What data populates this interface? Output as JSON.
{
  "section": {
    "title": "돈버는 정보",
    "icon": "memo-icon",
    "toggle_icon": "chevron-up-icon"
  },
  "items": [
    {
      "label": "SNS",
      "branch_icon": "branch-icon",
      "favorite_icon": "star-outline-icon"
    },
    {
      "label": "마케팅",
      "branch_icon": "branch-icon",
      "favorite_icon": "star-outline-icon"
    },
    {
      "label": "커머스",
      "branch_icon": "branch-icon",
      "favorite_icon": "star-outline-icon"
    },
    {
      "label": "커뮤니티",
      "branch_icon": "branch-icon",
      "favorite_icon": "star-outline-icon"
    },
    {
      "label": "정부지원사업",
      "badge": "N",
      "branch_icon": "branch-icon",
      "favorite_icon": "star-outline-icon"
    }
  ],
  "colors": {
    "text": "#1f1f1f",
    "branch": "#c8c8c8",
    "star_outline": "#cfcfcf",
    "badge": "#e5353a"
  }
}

§ **What to work on**
Extract the full listing and reproduce each line exactly.

§ **Complete answer**
What data populates this interface? Output as JSON.
{
  "section": {
    "title": "돈버는 정보",
    "icon": "memo-icon",
    "toggle_icon": "chevron-up-icon"
  },
  "items": [
    {
      "label": "SNS",
      "branch_icon": "branch-icon",
      "favorite_icon": "star-outline-icon"
    },
    {
      "label": "마케팅",
      "branch_icon": "branch-icon",
      "favorite_icon": "star-outline-icon"
    },
    {
      "label": "커머스",
      "branch_icon": "branch-icon",
      "favorite_icon": "star-outline-icon"
    },
    {
      "label": "커뮤니티",
      "branch_icon": "branch-icon",
      "favorite_icon": "star-outline-icon"
    },
    {
      "label": "정부지원사업",
      "badge": "N",
      "branch_icon": "branch-icon",
      "favorite_icon": "star-outline-icon"
    }
  ],
  "colors": {
    "text": "#1f1f1f",
    "branch": "#c8c8c8",
    "star_outline": "#cfcfcf",
    "badge": "#e5353a"
  }
}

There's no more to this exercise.